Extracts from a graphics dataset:
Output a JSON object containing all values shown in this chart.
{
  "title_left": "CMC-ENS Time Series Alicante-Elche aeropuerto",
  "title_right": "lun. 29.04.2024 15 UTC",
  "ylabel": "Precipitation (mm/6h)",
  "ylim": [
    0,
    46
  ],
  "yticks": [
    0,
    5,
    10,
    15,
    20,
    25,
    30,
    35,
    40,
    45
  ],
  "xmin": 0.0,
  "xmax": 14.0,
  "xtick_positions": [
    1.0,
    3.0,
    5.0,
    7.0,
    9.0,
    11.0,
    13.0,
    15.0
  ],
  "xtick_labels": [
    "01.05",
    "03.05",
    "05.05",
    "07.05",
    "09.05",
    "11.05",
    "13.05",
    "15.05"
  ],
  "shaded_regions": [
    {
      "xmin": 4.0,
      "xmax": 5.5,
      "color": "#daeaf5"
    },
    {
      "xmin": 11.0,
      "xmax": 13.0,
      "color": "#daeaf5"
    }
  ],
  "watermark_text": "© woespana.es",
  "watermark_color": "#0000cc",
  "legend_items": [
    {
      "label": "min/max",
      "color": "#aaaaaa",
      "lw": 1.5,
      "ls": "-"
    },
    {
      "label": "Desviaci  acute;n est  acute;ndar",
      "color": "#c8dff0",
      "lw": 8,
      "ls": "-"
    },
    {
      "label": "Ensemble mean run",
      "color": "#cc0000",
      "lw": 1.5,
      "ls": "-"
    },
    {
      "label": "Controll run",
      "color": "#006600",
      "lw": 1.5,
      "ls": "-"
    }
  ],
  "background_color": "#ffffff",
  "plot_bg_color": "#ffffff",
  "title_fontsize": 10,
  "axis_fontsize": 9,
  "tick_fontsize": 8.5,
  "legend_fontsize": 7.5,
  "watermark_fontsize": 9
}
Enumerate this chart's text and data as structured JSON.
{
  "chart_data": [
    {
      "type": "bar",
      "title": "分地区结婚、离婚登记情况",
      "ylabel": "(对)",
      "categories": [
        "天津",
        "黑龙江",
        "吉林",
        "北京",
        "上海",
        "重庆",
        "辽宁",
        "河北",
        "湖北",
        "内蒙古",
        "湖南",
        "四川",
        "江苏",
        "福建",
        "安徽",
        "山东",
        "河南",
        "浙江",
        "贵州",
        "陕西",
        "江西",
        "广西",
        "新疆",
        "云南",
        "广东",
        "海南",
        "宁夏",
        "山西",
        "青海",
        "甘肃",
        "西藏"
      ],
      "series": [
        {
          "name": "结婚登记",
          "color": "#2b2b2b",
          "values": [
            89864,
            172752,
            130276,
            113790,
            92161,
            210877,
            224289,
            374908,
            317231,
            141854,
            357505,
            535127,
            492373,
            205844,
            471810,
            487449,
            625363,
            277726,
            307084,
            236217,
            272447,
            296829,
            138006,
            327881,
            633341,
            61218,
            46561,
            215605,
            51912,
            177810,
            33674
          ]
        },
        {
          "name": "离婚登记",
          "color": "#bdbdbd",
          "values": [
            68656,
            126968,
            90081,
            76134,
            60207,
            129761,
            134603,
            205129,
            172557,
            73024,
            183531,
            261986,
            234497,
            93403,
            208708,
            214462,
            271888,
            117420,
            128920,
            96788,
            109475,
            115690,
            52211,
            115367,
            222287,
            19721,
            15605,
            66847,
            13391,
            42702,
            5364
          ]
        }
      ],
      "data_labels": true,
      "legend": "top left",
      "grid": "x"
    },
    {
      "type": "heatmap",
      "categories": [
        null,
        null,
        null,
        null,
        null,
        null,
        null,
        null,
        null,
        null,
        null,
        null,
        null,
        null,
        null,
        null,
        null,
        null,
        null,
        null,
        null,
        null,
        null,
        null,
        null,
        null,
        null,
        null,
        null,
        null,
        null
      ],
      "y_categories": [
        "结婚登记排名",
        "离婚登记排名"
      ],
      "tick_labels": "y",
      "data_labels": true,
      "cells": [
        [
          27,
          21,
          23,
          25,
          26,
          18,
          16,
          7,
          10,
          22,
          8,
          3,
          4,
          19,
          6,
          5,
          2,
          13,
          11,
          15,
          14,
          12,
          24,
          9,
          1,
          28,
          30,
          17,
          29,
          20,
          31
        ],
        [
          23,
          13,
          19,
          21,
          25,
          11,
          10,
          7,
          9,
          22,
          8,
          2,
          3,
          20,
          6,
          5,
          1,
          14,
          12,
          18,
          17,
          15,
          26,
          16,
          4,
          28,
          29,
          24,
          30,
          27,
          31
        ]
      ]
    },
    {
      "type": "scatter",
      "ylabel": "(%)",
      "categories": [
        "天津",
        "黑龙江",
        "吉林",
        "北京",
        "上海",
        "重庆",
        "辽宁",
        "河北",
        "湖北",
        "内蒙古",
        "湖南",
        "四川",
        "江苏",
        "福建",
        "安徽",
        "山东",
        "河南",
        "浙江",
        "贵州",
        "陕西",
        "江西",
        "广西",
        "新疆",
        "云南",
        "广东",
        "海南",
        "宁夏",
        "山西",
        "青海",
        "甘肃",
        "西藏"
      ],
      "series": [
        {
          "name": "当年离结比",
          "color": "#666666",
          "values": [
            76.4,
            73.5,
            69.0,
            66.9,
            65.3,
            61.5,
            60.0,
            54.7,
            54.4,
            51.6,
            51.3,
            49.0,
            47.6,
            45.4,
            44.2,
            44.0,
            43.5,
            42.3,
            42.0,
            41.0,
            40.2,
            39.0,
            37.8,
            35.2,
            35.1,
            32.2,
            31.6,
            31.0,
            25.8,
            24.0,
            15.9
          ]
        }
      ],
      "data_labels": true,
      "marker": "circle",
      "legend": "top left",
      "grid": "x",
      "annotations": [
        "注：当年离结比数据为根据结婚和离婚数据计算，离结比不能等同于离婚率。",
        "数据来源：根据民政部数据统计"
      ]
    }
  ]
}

### Brief
Repeat every entry exactly as written above.

### Exercise result
Output a JSON object containing all values shown in this chart.
{
  "title_left": "CMC-ENS Time Series Alicante-Elche aeropuerto",
  "title_right": "lun. 29.04.2024 15 UTC",
  "ylabel": "Precipitation (mm/6h)",
  "ylim": [
    0,
    46
  ],
  "yticks": [
    0,
    5,
    10,
    15,
    20,
    25,
    30,
    35,
    40,
    45
  ],
  "xmin": 0.0,
  "xmax": 14.0,
  "xtick_positions": [
    1.0,
    3.0,
    5.0,
    7.0,
    9.0,
    11.0,
    13.0,
    15.0
  ],
  "xtick_labels": [
    "01.05",
    "03.05",
    "05.05",
    "07.05",
    "09.05",
    "11.05",
    "13.05",
    "15.05"
  ],
  "shaded_regions": [
    {
      "xmin": 4.0,
      "xmax": 5.5,
      "color": "#daeaf5"
    },
    {
      "xmin": 11.0,
      "xmax": 13.0,
      "color": "#daeaf5"
    }
  ],
  "watermark_text": "© woespana.es",
  "watermark_color": "#0000cc",
  "legend_items": [
    {
      "label": "min/max",
      "color": "#aaaaaa",
      "lw": 1.5,
      "ls": "-"
    },
    {
      "label": "Desviaci  acute;n est  acute;ndar",
      "color": "#c8dff0",
      "lw": 8,
      "ls": "-"
    },
    {
      "label": "Ensemble mean run",
      "color": "#cc0000",
      "lw": 1.5,
      "ls": "-"
    },
    {
      "label": "Controll run",
      "color": "#006600",
      "lw": 1.5,
      "ls": "-"
    }
  ],
  "background_color": "#ffffff",
  "plot_bg_color": "#ffffff",
  "title_fontsize": 10,
  "axis_fontsize": 9,
  "tick_fontsize": 8.5,
  "legend_fontsize": 7.5,
  "watermark_fontsize": 9
}
Enumerate this chart's text and data as structured JSON.
{
  "chart_data": [
    {
      "type": "bar",
      "title": "分地区结婚、离婚登记情况",
      "ylabel": "(对)",
      "categories": [
        "天津",
        "黑龙江",
        "吉林",
        "北京",
        "上海",
        "重庆",
        "辽宁",
        "河北",
        "湖北",
        "内蒙古",
        "湖南",
        "四川",
        "江苏",
        "福建",
        "安徽",
        "山东",
        "河南",
        "浙江",
        "贵州",
        "陕西",
        "江西",
        "广西",
        "新疆",
        "云南",
        "广东",
        "海南",
        "宁夏",
        "山西",
        "青海",
        "甘肃",
        "西藏"
      ],
      "series": [
        {
          "name": "结婚登记",
          "color": "#2b2b2b",
          "values": [
            89864,
            172752,
            130276,
            113790,
            92161,
            210877,
            224289,
            374908,
            317231,
            141854,
            357505,
            535127,
            492373,
            205844,
            471810,
            487449,
            625363,
            277726,
            307084,
            236217,
            272447,
            296829,
            138006,
            327881,
            633341,
            61218,
            46561,
            215605,
            51912,
            177810,
            33674
          ]
        },
        {
          "name": "离婚登记",
          "color": "#bdbdbd",
          "values": [
            68656,
            126968,
            90081,
            76134,
            60207,
            129761,
            134603,
            205129,
            172557,
            73024,
            183531,
            261986,
            234497,
            93403,
            208708,
            214462,
            271888,
            117420,
            128920,
            96788,
            109475,
            115690,
            52211,
            115367,
            222287,
            19721,
            15605,
            66847,
            13391,
            42702,
            5364
          ]
        }
      ],
      "data_labels": true,
      "legend": "top left",
      "grid": "x"
    },
    {
      "type": "heatmap",
      "categories": [
        null,
        null,
        null,
        null,
        null,
        null,
        null,
        null,
        null,
        null,
        null,
        null,
        null,
        null,
        null,
        null,
        null,
        null,
        null,
        null,
        null,
        null,
        null,
        null,
        null,
        null,
        null,
        null,
        null,
        null,
        null
      ],
      "y_categories": [
        "结婚登记排名",
        "离婚登记排名"
      ],
      "tick_labels": "y",
      "data_labels": true,
      "cells": [
        [
          27,
          21,
          23,
          25,
          26,
          18,
          16,
          7,
          10,
          22,
          8,
          3,
          4,
          19,
          6,
          5,
          2,
          13,
          11,
          15,
          14,
          12,
          24,
          9,
          1,
          28,
          30,
          17,
          29,
          20,
          31
        ],
        [
          23,
          13,
          19,
          21,
          25,
          11,
          10,
          7,
          9,
          22,
          8,
          2,
          3,
          20,
          6,
          5,
          1,
          14,
          12,
          18,
          17,
          15,
          26,
          16,
          4,
          28,
          29,
          24,
          30,
          27,
          31
        ]
      ]
    },
    {
      "type": "scatter",
      "ylabel": "(%)",
      "categories": [
        "天津",
        "黑龙江",
        "吉林",
        "北京",
        "上海",
        "重庆",
        "辽宁",
        "河北",
        "湖北",
        "内蒙古",
        "湖南",
        "四川",
        "江苏",
        "福建",
        "安徽",
        "山东",
        "河南",
        "浙江",
        "贵州",
        "陕西",
        "江西",
        "广西",
        "新疆",
        "云南",
        "广东",
        "海南",
        "宁夏",
        "山西",
        "青海",
        "甘肃",
        "西藏"
      ],
      "series": [
        {
          "name": "当年离结比",
          "color": "#666666",
          "values": [
            76.4,
            73.5,
            69.0,
            66.9,
            65.3,
            61.5,
            60.0,
            54.7,
            54.4,
            51.6,
            51.3,
            49.0,
            47.6,
            45.4,
            44.2,
            44.0,
            43.5,
            42.3,
            42.0,
            41.0,
            40.2,
            39.0,
            37.8,
            35.2,
            35.1,
            32.2,
            31.6,
            31.0,
            25.8,
            24.0,
            15.9
          ]
        }
      ],
      "data_labels": true,
      "marker": "circle",
      "legend": "top left",
      "grid": "x",
      "annotations": [
        "注：当年离结比数据为根据结婚和离婚数据计算，离结比不能等同于离婚率。",
        "数据来源：根据民政部数据统计"
      ]
    }
  ]
}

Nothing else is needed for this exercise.